Take every line that has the string "exchange" and copy it out.

------------------------------------------------------------

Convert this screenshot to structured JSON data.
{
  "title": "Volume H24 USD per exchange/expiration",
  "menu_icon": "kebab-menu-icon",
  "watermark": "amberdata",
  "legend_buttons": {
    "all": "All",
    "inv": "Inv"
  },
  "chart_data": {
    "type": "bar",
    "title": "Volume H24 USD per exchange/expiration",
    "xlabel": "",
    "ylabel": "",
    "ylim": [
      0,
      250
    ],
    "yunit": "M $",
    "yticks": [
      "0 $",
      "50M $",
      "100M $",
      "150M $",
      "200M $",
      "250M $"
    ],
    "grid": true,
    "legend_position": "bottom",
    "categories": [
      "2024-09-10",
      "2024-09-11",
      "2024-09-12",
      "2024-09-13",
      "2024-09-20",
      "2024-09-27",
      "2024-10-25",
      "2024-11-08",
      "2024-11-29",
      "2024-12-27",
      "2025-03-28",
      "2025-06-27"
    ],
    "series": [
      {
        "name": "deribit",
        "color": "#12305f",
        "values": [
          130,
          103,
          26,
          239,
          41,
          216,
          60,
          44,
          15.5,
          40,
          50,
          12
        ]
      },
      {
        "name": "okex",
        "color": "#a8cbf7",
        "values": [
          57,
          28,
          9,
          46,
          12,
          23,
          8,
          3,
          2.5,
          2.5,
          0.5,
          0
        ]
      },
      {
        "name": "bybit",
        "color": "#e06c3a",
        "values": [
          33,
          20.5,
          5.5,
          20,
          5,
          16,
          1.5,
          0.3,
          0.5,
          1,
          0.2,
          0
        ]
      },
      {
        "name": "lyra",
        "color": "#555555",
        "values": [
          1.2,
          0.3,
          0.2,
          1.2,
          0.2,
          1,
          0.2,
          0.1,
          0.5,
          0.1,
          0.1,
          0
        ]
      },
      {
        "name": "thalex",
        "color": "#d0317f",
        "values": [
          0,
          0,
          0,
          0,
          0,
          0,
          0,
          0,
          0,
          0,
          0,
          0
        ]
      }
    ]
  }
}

------------------------------------------------------------

Written solution:
  "title": "Volume H24 USD per exchange/expiration",
    "title": "Volume H24 USD per exchange/expiration",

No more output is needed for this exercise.